[start of Data rows]

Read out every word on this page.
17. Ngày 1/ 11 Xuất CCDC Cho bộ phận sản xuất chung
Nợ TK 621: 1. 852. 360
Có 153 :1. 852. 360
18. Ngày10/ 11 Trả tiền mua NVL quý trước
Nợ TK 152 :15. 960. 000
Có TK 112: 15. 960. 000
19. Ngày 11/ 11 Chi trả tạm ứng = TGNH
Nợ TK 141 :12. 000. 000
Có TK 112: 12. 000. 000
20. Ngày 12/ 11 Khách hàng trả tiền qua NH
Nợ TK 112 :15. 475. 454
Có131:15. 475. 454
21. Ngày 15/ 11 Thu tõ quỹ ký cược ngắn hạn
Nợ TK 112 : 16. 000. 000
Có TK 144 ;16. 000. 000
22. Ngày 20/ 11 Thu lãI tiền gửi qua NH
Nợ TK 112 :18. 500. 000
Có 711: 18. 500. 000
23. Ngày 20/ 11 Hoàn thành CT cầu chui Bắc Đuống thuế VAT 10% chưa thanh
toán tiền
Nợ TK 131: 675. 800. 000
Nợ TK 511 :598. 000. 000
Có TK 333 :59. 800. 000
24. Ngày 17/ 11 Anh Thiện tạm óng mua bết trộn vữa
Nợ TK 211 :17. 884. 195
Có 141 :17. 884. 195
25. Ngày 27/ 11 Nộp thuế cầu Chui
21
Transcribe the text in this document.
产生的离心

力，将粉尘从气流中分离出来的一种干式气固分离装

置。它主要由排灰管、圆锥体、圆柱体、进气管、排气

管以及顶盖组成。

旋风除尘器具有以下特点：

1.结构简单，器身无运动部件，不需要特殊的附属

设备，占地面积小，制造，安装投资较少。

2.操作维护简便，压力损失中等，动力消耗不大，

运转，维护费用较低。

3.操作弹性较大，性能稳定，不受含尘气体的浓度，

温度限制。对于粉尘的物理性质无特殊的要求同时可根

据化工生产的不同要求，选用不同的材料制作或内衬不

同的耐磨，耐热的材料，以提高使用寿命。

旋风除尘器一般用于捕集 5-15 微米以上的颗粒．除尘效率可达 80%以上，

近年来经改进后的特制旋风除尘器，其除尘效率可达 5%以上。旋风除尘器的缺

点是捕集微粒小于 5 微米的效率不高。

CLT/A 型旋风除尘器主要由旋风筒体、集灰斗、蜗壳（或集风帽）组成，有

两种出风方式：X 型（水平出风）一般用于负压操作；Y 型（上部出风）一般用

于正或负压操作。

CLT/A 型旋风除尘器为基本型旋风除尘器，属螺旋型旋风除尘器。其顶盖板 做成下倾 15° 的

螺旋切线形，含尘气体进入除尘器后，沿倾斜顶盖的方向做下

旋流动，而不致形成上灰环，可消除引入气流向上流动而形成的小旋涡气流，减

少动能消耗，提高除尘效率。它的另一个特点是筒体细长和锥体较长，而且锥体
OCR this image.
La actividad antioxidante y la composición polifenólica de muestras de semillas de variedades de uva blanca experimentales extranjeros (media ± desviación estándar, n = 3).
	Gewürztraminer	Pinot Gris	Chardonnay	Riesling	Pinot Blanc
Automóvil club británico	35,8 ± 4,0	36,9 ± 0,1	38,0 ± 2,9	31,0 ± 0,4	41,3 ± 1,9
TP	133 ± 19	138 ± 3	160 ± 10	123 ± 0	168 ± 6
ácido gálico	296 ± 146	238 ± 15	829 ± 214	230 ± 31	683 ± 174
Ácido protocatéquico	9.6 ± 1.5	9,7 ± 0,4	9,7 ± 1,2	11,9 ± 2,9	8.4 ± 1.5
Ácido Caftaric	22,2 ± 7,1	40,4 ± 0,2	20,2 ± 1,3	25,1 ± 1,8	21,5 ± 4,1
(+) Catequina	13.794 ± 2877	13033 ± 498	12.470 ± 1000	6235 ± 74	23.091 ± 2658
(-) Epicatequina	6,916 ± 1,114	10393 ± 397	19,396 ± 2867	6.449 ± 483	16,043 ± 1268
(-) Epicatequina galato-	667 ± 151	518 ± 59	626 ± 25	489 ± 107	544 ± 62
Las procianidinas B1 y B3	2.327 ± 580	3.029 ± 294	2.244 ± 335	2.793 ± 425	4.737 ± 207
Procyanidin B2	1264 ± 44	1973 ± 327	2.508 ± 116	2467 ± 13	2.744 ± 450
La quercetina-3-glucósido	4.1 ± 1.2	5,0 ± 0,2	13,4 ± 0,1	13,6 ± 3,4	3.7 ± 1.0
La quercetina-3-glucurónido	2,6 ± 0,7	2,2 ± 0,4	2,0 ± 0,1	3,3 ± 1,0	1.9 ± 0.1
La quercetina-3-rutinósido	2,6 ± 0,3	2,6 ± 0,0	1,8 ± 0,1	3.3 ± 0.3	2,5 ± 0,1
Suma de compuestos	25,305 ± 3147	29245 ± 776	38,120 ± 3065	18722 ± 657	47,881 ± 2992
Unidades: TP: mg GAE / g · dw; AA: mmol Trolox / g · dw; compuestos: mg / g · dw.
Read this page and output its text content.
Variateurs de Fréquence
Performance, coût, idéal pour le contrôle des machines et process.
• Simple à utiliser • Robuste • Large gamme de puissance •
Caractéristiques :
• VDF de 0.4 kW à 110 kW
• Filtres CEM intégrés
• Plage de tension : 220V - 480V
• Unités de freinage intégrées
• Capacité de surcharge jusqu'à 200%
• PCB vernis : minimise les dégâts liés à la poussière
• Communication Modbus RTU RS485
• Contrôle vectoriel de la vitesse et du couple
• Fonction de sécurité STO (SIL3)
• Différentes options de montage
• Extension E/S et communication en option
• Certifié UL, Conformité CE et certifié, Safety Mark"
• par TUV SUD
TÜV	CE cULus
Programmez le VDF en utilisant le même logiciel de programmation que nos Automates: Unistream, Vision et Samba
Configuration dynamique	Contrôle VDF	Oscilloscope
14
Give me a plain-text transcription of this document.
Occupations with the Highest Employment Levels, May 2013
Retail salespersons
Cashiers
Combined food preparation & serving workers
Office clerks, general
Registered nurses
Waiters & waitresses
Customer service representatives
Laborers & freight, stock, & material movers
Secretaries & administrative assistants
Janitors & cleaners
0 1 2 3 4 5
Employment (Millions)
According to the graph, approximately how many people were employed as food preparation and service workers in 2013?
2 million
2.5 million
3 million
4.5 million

[end of Data rows]

◆ Goal: Give back all the data exactly as written.

◆ Complete output:
Read out every word on this page.
17. Ngày 1/ 11 Xuất CCDC Cho bộ phận sản xuất chung
Nợ TK 621: 1. 852. 360
Có 153 :1. 852. 360
18. Ngày10/ 11 Trả tiền mua NVL quý trước
Nợ TK 152 :15. 960. 000
Có TK 112: 15. 960. 000
19. Ngày 11/ 11 Chi trả tạm ứng = TGNH
Nợ TK 141 :12. 000. 000
Có TK 112: 12. 000. 000
20. Ngày 12/ 11 Khách hàng trả tiền qua NH
Nợ TK 112 :15. 475. 454
Có131:15. 475. 454
21. Ngày 15/ 11 Thu tõ quỹ ký cược ngắn hạn
Nợ TK 112 : 16. 000. 000
Có TK 144 ;16. 000. 000
22. Ngày 20/ 11 Thu lãI tiền gửi qua NH
Nợ TK 112 :18. 500. 000
Có 711: 18. 500. 000
23. Ngày 20/ 11 Hoàn thành CT cầu chui Bắc Đuống thuế VAT 10% chưa thanh
toán tiền
Nợ TK 131: 675. 800. 000
Nợ TK 511 :598. 000. 000
Có TK 333 :59. 800. 000
24. Ngày 17/ 11 Anh Thiện tạm óng mua bết trộn vữa
Nợ TK 211 :17. 884. 195
Có 141 :17. 884. 195
25. Ngày 27/ 11 Nộp thuế cầu Chui
21
Transcribe the text in this document.
产生的离心

力，将粉尘从气流中分离出来的一种干式气固分离装

置。它主要由排灰管、圆锥体、圆柱体、进气管、排气

管以及顶盖组成。

旋风除尘器具有以下特点：

1.结构简单，器身无运动部件，不需要特殊的附属

设备，占地面积小，制造，安装投资较少。

2.操作维护简便，压力损失中等，动力消耗不大，

运转，维护费用较低。

3.操作弹性较大，性能稳定，不受含尘气体的浓度，

温度限制。对于粉尘的物理性质无特殊的要求同时可根

据化工生产的不同要求，选用不同的材料制作或内衬不

同的耐磨，耐热的材料，以提高使用寿命。

旋风除尘器一般用于捕集 5-15 微米以上的颗粒．除尘效率可达 80%以上，

近年来经改进后的特制旋风除尘器，其除尘效率可达 5%以上。旋风除尘器的缺

点是捕集微粒小于 5 微米的效率不高。

CLT/A 型旋风除尘器主要由旋风筒体、集灰斗、蜗壳（或集风帽）组成，有

两种出风方式：X 型（水平出风）一般用于负压操作；Y 型（上部出风）一般用

于正或负压操作。

CLT/A 型旋风除尘器为基本型旋风除尘器，属螺旋型旋风除尘器。其顶盖板 做成下倾 15° 的

螺旋切线形，含尘气体进入除尘器后，沿倾斜顶盖的方向做下

旋流动，而不致形成上灰环，可消除引入气流向上流动而形成的小旋涡气流，减

少动能消耗，提高除尘效率。它的另一个特点是筒体细长和锥体较长，而且锥体
OCR this image.
La actividad antioxidante y la composición polifenólica de muestras de semillas de variedades de uva blanca experimentales extranjeros (media ± desviación estándar, n = 3).
	Gewürztraminer	Pinot Gris	Chardonnay	Riesling	Pinot Blanc
Automóvil club británico	35,8 ± 4,0	36,9 ± 0,1	38,0 ± 2,9	31,0 ± 0,4	41,3 ± 1,9
TP	133 ± 19	138 ± 3	160 ± 10	123 ± 0	168 ± 6
ácido gálico	296 ± 146	238 ± 15	829 ± 214	230 ± 31	683 ± 174
Ácido protocatéquico	9.6 ± 1.5	9,7 ± 0,4	9,7 ± 1,2	11,9 ± 2,9	8.4 ± 1.5
Ácido Caftaric	22,2 ± 7,1	40,4 ± 0,2	20,2 ± 1,3	25,1 ± 1,8	21,5 ± 4,1
(+) Catequina	13.794 ± 2877	13033 ± 498	12.470 ± 1000	6235 ± 74	23.091 ± 2658
(-) Epicatequina	6,916 ± 1,114	10393 ± 397	19,396 ± 2867	6.449 ± 483	16,043 ± 1268
(-) Epicatequina galato-	667 ± 151	518 ± 59	626 ± 25	489 ± 107	544 ± 62
Las procianidinas B1 y B3	2.327 ± 580	3.029 ± 294	2.244 ± 335	2.793 ± 425	4.737 ± 207
Procyanidin B2	1264 ± 44	1973 ± 327	2.508 ± 116	2467 ± 13	2.744 ± 450
La quercetina-3-glucósido	4.1 ± 1.2	5,0 ± 0,2	13,4 ± 0,1	13,6 ± 3,4	3.7 ± 1.0
La quercetina-3-glucurónido	2,6 ± 0,7	2,2 ± 0,4	2,0 ± 0,1	3,3 ± 1,0	1.9 ± 0.1
La quercetina-3-rutinósido	2,6 ± 0,3	2,6 ± 0,0	1,8 ± 0,1	3.3 ± 0.3	2,5 ± 0,1
Suma de compuestos	25,305 ± 3147	29245 ± 776	38,120 ± 3065	18722 ± 657	47,881 ± 2992
Unidades: TP: mg GAE / g · dw; AA: mmol Trolox / g · dw; compuestos: mg / g · dw.
Read this page and output its text content.
Variateurs de Fréquence
Performance, coût, idéal pour le contrôle des machines et process.
• Simple à utiliser • Robuste • Large gamme de puissance •
Caractéristiques :
• VDF de 0.4 kW à 110 kW
• Filtres CEM intégrés
• Plage de tension : 220V - 480V
• Unités de freinage intégrées
• Capacité de surcharge jusqu'à 200%
• PCB vernis : minimise les dégâts liés à la poussière
• Communication Modbus RTU RS485
• Contrôle vectoriel de la vitesse et du couple
• Fonction de sécurité STO (SIL3)
• Différentes options de montage
• Extension E/S et communication en option
• Certifié UL, Conformité CE et certifié, Safety Mark"
• par TUV SUD
TÜV	CE cULus
Programmez le VDF en utilisant le même logiciel de programmation que nos Automates: Unistream, Vision et Samba
Configuration dynamique	Contrôle VDF	Oscilloscope
14
Give me a plain-text transcription of this document.
Occupations with the Highest Employment Levels, May 2013
Retail salespersons
Cashiers
Combined food preparation & serving workers
Office clerks, general
Registered nurses
Waiters & waitresses
Customer service representatives
Laborers & freight, stock, & material movers
Secretaries & administrative assistants
Janitors & cleaners
0 1 2 3 4 5
Employment (Millions)
According to the graph, approximately how many people were employed as food preparation and service workers in 2013?
2 million
2.5 million
3 million
4.5 million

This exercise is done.